▶ _SUPPLIED RECORDS_:

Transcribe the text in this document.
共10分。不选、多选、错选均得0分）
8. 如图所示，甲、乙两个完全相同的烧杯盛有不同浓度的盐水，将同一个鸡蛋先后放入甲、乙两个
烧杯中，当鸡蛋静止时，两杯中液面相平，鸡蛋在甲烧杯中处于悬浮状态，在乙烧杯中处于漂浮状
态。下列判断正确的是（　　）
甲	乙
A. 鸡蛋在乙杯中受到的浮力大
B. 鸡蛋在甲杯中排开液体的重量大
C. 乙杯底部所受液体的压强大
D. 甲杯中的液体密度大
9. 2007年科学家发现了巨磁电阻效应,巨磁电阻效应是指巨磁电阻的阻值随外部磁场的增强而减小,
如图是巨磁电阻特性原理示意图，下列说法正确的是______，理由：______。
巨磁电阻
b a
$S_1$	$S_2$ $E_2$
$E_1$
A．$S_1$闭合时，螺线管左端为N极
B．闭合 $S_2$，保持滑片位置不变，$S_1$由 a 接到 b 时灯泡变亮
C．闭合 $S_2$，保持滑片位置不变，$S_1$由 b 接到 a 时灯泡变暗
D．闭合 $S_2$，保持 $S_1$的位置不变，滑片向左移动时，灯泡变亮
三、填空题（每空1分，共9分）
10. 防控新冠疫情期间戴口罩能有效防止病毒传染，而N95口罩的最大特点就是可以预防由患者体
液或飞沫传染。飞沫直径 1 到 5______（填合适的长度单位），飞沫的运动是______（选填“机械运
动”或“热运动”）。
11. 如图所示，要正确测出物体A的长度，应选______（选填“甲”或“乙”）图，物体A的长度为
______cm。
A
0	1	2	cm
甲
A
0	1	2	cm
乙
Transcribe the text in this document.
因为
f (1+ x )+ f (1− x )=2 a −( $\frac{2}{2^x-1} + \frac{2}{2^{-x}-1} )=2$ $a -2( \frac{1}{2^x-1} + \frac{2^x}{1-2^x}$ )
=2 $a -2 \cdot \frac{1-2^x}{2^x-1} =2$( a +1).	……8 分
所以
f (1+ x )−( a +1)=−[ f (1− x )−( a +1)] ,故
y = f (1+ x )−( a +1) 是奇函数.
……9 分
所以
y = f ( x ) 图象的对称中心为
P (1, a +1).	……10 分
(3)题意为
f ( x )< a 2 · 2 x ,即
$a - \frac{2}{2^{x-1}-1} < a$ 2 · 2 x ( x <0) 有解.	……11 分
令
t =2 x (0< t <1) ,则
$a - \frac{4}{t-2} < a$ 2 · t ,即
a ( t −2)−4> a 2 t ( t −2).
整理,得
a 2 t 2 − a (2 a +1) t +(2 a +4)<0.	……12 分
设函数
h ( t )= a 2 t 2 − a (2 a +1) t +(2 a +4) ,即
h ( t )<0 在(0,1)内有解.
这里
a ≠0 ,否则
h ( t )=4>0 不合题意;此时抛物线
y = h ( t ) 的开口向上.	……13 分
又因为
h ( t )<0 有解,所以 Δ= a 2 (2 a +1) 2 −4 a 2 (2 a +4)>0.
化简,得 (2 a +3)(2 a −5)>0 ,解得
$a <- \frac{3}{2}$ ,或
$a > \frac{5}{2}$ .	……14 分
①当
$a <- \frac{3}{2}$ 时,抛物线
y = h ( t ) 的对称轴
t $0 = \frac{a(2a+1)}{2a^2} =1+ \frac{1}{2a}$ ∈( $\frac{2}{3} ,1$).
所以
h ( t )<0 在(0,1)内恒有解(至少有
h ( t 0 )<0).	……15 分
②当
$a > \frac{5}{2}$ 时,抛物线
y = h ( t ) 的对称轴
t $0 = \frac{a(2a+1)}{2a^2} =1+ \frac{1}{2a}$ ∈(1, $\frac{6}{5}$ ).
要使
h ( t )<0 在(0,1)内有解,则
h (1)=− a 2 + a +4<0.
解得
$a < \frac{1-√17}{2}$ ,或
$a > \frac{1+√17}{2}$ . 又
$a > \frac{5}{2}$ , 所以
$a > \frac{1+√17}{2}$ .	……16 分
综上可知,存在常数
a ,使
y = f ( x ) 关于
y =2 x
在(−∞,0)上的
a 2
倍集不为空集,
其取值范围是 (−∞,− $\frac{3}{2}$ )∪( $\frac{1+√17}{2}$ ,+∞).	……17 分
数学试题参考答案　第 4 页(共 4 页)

▶ _GIVEN PROBLEM_: Copy every line of the records word for word.

▶ _WRITTEN SOLUTION_:
Transcribe the text in this document.
共10分。不选、多选、错选均得0分）
8. 如图所示，甲、乙两个完全相同的烧杯盛有不同浓度的盐水，将同一个鸡蛋先后放入甲、乙两个
烧杯中，当鸡蛋静止时，两杯中液面相平，鸡蛋在甲烧杯中处于悬浮状态，在乙烧杯中处于漂浮状
态。下列判断正确的是（　　）
甲	乙
A. 鸡蛋在乙杯中受到的浮力大
B. 鸡蛋在甲杯中排开液体的重量大
C. 乙杯底部所受液体的压强大
D. 甲杯中的液体密度大
9. 2007年科学家发现了巨磁电阻效应,巨磁电阻效应是指巨磁电阻的阻值随外部磁场的增强而减小,
如图是巨磁电阻特性原理示意图，下列说法正确的是______，理由：______。
巨磁电阻
b a
$S_1$	$S_2$ $E_2$
$E_1$
A．$S_1$闭合时，螺线管左端为N极
B．闭合 $S_2$，保持滑片位置不变，$S_1$由 a 接到 b 时灯泡变亮
C．闭合 $S_2$，保持滑片位置不变，$S_1$由 b 接到 a 时灯泡变暗
D．闭合 $S_2$，保持 $S_1$的位置不变，滑片向左移动时，灯泡变亮
三、填空题（每空1分，共9分）
10. 防控新冠疫情期间戴口罩能有效防止病毒传染，而N95口罩的最大特点就是可以预防由患者体
液或飞沫传染。飞沫直径 1 到 5______（填合适的长度单位），飞沫的运动是______（选填“机械运
动”或“热运动”）。
11. 如图所示，要正确测出物体A的长度，应选______（选填“甲”或“乙”）图，物体A的长度为
______cm。
A
0	1	2	cm
甲
A
0	1	2	cm
乙
Transcribe the text in this document.
因为
f (1+ x )+ f (1− x )=2 a −( $\frac{2}{2^x-1} + \frac{2}{2^{-x}-1} )=2$ $a -2( \frac{1}{2^x-1} + \frac{2^x}{1-2^x}$ )
=2 $a -2 \cdot \frac{1-2^x}{2^x-1} =2$( a +1).	……8 分
所以
f (1+ x )−( a +1)=−[ f (1− x )−( a +1)] ,故
y = f (1+ x )−( a +1) 是奇函数.
……9 分
所以
y = f ( x ) 图象的对称中心为
P (1, a +1).	……10 分
(3)题意为
f ( x )< a 2 · 2 x ,即
$a - \frac{2}{2^{x-1}-1} < a$ 2 · 2 x ( x <0) 有解.	……11 分
令
t =2 x (0< t <1) ,则
$a - \frac{4}{t-2} < a$ 2 · t ,即
a ( t −2)−4> a 2 t ( t −2).
整理,得
a 2 t 2 − a (2 a +1) t +(2 a +4)<0.	……12 分
设函数
h ( t )= a 2 t 2 − a (2 a +1) t +(2 a +4) ,即
h ( t )<0 在(0,1)内有解.
这里
a ≠0 ,否则
h ( t )=4>0 不合题意;此时抛物线
y = h ( t ) 的开口向上.	……13 分
又因为
h ( t )<0 有解,所以 Δ= a 2 (2 a +1) 2 −4 a 2 (2 a +4)>0.
化简,得 (2 a +3)(2 a −5)>0 ,解得
$a <- \frac{3}{2}$ ,或
$a > \frac{5}{2}$ .	……14 分
①当
$a <- \frac{3}{2}$ 时,抛物线
y = h ( t ) 的对称轴
t $0 = \frac{a(2a+1)}{2a^2} =1+ \frac{1}{2a}$ ∈( $\frac{2}{3} ,1$).
所以
h ( t )<0 在(0,1)内恒有解(至少有
h ( t 0 )<0).	……15 分
②当
$a > \frac{5}{2}$ 时,抛物线
y = h ( t ) 的对称轴
t $0 = \frac{a(2a+1)}{2a^2} =1+ \frac{1}{2a}$ ∈(1, $\frac{6}{5}$ ).
要使
h ( t )<0 在(0,1)内有解,则
h (1)=− a 2 + a +4<0.
解得
$a < \frac{1-√17}{2}$ ,或
$a > \frac{1+√17}{2}$ . 又
$a > \frac{5}{2}$ , 所以
$a > \frac{1+√17}{2}$ .	……16 分
综上可知,存在常数
a ,使
y = f ( x ) 关于
y =2 x
在(−∞,0)上的
a 2
倍集不为空集,
其取值范围是 (−∞,− $\frac{3}{2}$ )∪( $\frac{1+√17}{2}$ ,+∞).	……17 分
数学试题参考答案　第 4 页(共 4 页)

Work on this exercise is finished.